» **EXERCISE MATERIALS**:
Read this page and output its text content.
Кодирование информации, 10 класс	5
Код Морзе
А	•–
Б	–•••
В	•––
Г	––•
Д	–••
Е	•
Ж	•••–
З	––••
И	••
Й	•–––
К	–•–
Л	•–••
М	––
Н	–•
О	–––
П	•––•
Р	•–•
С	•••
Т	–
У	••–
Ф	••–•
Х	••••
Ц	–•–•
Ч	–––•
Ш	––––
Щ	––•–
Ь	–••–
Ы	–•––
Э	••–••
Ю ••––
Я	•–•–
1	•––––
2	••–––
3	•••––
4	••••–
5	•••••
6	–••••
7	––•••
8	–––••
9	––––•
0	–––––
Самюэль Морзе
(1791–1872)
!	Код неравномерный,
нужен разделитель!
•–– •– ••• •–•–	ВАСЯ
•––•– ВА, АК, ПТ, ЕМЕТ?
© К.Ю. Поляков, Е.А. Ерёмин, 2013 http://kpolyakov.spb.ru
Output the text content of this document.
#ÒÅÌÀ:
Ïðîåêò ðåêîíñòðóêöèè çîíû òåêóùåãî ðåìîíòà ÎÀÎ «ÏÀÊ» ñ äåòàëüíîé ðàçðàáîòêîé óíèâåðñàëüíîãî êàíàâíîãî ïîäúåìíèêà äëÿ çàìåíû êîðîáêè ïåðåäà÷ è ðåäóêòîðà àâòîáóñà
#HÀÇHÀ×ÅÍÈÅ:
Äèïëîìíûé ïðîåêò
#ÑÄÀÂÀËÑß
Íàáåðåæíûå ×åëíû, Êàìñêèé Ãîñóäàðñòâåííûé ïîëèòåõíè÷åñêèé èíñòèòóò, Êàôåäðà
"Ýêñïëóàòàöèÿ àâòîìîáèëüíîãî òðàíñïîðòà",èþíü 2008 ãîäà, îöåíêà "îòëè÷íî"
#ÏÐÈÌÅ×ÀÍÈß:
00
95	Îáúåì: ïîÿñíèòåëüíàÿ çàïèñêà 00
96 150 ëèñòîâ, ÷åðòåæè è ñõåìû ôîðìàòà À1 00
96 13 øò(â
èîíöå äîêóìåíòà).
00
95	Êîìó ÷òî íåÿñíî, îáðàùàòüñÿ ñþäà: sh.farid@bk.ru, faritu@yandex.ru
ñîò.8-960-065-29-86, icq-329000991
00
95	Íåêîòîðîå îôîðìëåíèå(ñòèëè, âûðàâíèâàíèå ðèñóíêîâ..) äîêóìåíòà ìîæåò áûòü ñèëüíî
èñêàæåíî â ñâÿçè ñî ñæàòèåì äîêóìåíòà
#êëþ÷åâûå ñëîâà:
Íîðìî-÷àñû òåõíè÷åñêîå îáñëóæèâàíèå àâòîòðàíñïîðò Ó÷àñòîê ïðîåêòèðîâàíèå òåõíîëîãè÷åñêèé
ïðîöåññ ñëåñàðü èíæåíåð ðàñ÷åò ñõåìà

» **DIRECTIONS FOR THIS TASK**: Repeat the listing in full, keeping every line exactly as it is.

» **RESPONSE TO THIS TASK**:
Read this page and output its text content.
Кодирование информации, 10 класс	5
Код Морзе
А	•–
Б	–•••
В	•––
Г	––•
Д	–••
Е	•
Ж	•••–
З	––••
И	••
Й	•–––
К	–•–
Л	•–••
М	––
Н	–•
О	–––
П	•––•
Р	•–•
С	•••
Т	–
У	••–
Ф	••–•
Х	••••
Ц	–•–•
Ч	–––•
Ш	––––
Щ	––•–
Ь	–••–
Ы	–•––
Э	••–••
Ю ••––
Я	•–•–
1	•––––
2	••–––
3	•••––
4	••••–
5	•••••
6	–••••
7	––•••
8	–––••
9	––––•
0	–––––
Самюэль Морзе
(1791–1872)
!	Код неравномерный,
нужен разделитель!
•–– •– ••• •–•–	ВАСЯ
•––•– ВА, АК, ПТ, ЕМЕТ?
© К.Ю. Поляков, Е.А. Ерёмин, 2013 http://kpolyakov.spb.ru
Output the text content of this document.
#ÒÅÌÀ:
Ïðîåêò ðåêîíñòðóêöèè çîíû òåêóùåãî ðåìîíòà ÎÀÎ «ÏÀÊ» ñ äåòàëüíîé ðàçðàáîòêîé óíèâåðñàëüíîãî êàíàâíîãî ïîäúåìíèêà äëÿ çàìåíû êîðîáêè ïåðåäà÷ è ðåäóêòîðà àâòîáóñà
#HÀÇHÀ×ÅÍÈÅ:
Äèïëîìíûé ïðîåêò
#ÑÄÀÂÀËÑß
Íàáåðåæíûå ×åëíû, Êàìñêèé Ãîñóäàðñòâåííûé ïîëèòåõíè÷åñêèé èíñòèòóò, Êàôåäðà
"Ýêñïëóàòàöèÿ àâòîìîáèëüíîãî òðàíñïîðòà",èþíü 2008 ãîäà, îöåíêà "îòëè÷íî"
#ÏÐÈÌÅ×ÀÍÈß:
00
95	Îáúåì: ïîÿñíèòåëüíàÿ çàïèñêà 00
96 150 ëèñòîâ, ÷åðòåæè è ñõåìû ôîðìàòà À1 00
96 13 øò(â
èîíöå äîêóìåíòà).
00
95	Êîìó ÷òî íåÿñíî, îáðàùàòüñÿ ñþäà: sh.farid@bk.ru, faritu@yandex.ru
ñîò.8-960-065-29-86, icq-329000991
00
95	Íåêîòîðîå îôîðìëåíèå(ñòèëè, âûðàâíèâàíèå ðèñóíêîâ..) äîêóìåíòà ìîæåò áûòü ñèëüíî
èñêàæåíî â ñâÿçè ñî ñæàòèåì äîêóìåíòà
#êëþ÷åâûå ñëîâà:
Íîðìî-÷àñû òåõíè÷åñêîå îáñëóæèâàíèå àâòîòðàíñïîðò Ó÷àñòîê ïðîåêòèðîâàíèå òåõíîëîãè÷åñêèé
ïðîöåññ ñëåñàðü èíæåíåð ðàñ÷åò ñõåìà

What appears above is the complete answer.